Select the lines below containing the word "name".

####################

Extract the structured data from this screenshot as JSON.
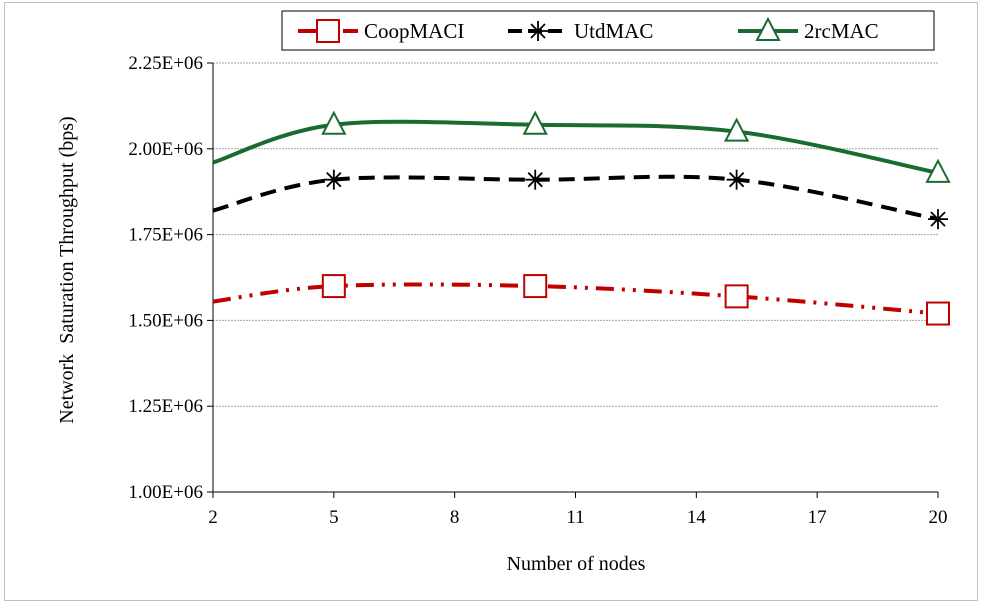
{
  "chart_data": {
    "type": "line",
    "x": [
      2,
      5,
      10,
      15,
      20
    ],
    "xticks": [
      "2",
      "5",
      "8",
      "11",
      "14",
      "17",
      "20"
    ],
    "yticks": [
      "1.00E+06",
      "1.25E+06",
      "1.50E+06",
      "1.75E+06",
      "2.00E+06",
      "2.25E+06"
    ],
    "xlim": [
      2,
      20
    ],
    "ylim": [
      1000000,
      2250000
    ],
    "xlabel": "Number of nodes",
    "ylabel": "Network  Saturation Throughput (bps)",
    "grid": "horizontal",
    "legend_position": "top",
    "series": [
      {
        "name": "CoopMACI",
        "color": "#c00000",
        "marker": "square",
        "dash": "long-dash-dot-dot",
        "values": [
          1555000,
          1600000,
          1600000,
          1570000,
          1520000
        ],
        "marked": [
          false,
          true,
          true,
          true,
          true
        ]
      },
      {
        "name": "UtdMAC",
        "color": "#000000",
        "marker": "star",
        "dash": "dash",
        "values": [
          1820000,
          1910000,
          1910000,
          1910000,
          1795000
        ],
        "marked": [
          false,
          true,
          true,
          true,
          true
        ]
      },
      {
        "name": "2rcMAC",
        "color": "#1a6b30",
        "marker": "triangle",
        "dash": "solid",
        "values": [
          1960000,
          2070000,
          2070000,
          2050000,
          1930000
        ],
        "marked": [
          false,
          true,
          true,
          true,
          true
        ]
      }
    ]
  }
}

####################

• _RESPONSE_:
        "name": "CoopMACI",
        "name": "UtdMAC",
        "name": "2rcMAC",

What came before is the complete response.